- [Data lines]
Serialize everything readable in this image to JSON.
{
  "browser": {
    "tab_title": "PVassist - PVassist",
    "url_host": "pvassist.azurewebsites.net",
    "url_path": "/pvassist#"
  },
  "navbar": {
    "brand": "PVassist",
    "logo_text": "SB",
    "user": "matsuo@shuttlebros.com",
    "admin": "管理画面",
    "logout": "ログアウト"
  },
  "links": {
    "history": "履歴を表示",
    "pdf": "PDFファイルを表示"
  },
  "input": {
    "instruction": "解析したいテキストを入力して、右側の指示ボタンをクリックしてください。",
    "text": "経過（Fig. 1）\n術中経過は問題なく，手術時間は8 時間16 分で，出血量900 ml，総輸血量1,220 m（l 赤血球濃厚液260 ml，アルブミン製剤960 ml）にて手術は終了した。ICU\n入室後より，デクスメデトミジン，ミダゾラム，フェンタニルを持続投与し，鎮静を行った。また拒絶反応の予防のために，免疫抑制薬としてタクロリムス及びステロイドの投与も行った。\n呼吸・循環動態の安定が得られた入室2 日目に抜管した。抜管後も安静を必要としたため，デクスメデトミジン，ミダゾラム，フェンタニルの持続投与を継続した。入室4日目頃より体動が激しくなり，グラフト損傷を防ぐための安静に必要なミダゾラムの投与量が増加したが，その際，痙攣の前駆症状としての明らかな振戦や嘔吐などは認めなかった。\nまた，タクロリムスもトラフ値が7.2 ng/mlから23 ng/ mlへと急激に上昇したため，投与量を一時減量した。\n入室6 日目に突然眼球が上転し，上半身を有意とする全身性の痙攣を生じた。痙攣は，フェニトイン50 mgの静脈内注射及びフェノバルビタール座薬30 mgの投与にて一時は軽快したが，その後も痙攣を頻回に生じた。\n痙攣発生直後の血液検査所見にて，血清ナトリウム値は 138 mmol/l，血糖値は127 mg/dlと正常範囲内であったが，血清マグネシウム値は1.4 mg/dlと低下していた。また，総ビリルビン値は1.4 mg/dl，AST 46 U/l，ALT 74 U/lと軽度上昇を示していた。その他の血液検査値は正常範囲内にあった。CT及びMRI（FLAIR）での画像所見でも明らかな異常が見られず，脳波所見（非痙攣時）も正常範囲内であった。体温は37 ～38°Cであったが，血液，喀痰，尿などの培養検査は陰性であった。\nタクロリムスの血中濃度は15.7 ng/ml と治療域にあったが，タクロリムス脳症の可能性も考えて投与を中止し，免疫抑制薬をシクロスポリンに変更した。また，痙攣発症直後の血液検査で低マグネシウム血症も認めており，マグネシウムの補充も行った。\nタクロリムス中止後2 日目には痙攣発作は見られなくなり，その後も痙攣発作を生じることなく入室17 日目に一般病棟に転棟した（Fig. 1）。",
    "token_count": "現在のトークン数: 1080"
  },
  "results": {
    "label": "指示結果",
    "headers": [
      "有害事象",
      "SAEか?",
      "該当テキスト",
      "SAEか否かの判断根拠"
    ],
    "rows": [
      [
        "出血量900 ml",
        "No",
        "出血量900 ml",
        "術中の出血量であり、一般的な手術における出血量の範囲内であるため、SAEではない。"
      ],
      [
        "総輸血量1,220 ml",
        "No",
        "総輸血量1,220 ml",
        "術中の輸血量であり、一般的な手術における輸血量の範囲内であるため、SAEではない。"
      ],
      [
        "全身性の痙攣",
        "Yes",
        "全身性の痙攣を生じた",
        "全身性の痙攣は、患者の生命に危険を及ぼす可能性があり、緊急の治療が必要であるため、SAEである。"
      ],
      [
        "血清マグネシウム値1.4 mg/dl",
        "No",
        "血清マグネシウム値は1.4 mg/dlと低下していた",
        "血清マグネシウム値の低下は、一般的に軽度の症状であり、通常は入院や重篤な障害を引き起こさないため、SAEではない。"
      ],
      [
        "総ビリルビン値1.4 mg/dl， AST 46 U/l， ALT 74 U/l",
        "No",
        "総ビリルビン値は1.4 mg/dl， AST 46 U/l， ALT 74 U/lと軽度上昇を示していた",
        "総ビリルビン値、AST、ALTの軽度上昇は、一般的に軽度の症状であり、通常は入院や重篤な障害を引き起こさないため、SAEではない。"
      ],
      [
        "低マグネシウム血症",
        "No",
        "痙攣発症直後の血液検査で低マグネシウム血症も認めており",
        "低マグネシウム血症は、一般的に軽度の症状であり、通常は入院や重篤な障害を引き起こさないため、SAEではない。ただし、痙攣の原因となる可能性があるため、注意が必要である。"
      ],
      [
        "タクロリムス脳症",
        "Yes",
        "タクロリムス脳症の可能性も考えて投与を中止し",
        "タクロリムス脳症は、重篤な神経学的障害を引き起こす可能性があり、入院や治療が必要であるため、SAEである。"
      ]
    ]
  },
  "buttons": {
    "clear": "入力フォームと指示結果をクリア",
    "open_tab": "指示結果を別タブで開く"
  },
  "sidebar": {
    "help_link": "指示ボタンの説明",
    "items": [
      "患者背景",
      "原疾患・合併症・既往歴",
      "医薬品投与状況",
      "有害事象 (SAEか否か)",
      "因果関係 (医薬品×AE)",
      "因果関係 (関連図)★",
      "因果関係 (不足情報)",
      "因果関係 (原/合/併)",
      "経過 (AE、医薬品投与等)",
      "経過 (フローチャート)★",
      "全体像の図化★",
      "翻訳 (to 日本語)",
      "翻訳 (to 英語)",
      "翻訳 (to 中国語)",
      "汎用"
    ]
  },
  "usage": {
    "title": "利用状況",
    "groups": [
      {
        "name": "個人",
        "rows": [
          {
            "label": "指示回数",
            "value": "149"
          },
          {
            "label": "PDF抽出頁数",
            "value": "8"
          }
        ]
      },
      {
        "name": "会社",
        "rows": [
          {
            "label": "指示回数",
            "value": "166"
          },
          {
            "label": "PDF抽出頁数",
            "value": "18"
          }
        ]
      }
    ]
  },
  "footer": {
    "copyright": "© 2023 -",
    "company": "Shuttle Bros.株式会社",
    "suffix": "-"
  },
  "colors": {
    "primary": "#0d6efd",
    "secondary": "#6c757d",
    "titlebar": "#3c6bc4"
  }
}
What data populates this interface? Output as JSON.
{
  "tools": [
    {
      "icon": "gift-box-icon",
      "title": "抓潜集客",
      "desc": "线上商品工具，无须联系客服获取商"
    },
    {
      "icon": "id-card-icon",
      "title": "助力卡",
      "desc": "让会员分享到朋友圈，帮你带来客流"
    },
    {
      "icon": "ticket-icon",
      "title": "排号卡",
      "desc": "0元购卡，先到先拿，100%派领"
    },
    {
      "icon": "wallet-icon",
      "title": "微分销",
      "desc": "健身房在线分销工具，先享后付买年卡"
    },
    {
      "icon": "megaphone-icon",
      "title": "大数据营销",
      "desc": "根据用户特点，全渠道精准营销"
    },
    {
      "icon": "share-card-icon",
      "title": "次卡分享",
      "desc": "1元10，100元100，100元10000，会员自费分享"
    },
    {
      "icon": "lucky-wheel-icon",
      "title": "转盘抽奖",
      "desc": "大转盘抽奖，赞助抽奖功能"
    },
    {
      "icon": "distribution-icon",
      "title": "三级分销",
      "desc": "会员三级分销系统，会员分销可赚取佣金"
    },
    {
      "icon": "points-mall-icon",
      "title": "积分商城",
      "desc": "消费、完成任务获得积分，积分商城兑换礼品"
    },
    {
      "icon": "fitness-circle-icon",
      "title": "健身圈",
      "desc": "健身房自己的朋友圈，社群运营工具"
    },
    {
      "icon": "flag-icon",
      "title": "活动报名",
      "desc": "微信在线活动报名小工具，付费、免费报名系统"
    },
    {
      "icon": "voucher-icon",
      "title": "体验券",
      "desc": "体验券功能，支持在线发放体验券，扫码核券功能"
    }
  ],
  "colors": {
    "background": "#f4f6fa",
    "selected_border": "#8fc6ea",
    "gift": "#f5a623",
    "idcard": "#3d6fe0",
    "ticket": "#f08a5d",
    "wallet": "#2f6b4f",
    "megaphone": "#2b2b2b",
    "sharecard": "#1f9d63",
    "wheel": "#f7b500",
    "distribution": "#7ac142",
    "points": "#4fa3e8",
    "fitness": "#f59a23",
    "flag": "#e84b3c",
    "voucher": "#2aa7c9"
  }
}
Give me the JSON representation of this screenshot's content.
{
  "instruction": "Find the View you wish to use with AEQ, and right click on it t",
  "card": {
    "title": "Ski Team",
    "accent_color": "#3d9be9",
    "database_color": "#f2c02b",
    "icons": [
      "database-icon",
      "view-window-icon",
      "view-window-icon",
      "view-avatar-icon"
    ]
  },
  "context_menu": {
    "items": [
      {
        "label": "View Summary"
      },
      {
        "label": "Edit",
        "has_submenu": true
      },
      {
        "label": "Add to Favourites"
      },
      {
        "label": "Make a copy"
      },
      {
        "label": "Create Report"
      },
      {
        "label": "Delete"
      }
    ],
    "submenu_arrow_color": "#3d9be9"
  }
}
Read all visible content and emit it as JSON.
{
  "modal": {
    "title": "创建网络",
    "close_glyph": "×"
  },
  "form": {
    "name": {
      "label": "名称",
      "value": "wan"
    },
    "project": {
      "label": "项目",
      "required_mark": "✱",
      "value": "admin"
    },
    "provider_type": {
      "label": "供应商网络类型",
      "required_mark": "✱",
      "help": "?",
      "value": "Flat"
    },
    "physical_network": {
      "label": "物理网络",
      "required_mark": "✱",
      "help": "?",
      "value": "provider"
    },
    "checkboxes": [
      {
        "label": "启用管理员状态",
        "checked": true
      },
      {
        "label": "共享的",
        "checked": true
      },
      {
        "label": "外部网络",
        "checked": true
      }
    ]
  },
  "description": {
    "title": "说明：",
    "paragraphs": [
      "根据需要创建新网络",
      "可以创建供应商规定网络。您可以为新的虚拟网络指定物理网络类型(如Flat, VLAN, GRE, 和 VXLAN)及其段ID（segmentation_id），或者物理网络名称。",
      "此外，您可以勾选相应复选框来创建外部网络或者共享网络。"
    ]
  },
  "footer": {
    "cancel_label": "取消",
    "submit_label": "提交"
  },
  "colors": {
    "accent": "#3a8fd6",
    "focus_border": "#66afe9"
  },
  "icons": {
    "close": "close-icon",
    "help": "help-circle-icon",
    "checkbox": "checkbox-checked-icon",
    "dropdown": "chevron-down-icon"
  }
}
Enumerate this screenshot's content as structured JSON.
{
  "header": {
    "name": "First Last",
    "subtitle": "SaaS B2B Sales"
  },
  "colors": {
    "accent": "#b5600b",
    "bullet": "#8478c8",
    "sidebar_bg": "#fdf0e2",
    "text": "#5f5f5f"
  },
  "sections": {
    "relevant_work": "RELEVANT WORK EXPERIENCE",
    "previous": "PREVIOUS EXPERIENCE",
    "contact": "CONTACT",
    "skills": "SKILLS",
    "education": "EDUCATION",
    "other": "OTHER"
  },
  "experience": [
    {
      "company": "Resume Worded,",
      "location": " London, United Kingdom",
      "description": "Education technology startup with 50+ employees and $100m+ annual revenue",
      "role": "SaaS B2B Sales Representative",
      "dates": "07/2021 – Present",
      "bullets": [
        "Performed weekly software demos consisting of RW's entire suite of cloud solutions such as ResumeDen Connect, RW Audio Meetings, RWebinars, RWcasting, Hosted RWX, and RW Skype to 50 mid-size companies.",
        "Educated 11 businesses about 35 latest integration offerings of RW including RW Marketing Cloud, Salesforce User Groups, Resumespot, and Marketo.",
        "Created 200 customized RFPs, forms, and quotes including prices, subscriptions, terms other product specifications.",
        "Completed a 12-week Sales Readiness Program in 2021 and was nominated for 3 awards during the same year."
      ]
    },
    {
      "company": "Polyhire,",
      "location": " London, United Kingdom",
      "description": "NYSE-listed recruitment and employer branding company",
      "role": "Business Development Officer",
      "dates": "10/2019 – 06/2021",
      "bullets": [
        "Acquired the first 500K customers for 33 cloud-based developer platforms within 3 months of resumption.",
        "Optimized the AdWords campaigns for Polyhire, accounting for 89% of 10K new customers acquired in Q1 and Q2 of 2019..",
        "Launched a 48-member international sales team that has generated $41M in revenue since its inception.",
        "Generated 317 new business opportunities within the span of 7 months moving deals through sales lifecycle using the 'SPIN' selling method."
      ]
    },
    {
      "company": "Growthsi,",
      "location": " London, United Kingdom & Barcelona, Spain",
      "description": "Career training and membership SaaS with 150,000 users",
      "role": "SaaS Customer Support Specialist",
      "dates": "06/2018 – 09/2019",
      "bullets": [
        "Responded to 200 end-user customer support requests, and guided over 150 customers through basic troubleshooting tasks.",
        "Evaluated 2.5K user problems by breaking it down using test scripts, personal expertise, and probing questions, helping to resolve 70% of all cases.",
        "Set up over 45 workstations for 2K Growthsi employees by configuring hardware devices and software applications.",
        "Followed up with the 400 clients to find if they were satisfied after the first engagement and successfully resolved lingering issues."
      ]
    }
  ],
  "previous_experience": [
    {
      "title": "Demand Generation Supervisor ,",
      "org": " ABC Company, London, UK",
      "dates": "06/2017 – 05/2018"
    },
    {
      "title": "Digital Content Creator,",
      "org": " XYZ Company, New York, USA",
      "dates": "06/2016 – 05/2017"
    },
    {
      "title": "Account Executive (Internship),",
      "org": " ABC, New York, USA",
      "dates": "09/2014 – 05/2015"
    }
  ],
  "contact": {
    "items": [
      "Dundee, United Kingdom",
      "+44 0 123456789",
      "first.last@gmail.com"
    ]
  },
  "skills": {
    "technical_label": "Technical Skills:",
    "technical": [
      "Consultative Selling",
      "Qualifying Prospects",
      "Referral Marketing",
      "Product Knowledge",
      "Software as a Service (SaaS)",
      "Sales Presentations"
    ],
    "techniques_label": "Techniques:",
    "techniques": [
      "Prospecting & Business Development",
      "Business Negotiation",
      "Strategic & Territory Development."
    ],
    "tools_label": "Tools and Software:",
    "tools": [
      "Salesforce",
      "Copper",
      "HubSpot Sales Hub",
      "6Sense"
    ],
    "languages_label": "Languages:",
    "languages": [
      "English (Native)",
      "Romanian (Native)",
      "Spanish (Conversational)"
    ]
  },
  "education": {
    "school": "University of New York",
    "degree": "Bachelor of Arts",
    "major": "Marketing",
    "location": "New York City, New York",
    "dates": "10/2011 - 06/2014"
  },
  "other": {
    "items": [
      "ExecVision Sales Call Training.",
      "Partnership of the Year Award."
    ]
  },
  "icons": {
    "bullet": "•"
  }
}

- [Problem statement] Gather each line in these records that contains the string "screenshot".

- [Written response]
Give me the JSON representation of this screenshot's content.
Enumerate this screenshot's content as structured JSON.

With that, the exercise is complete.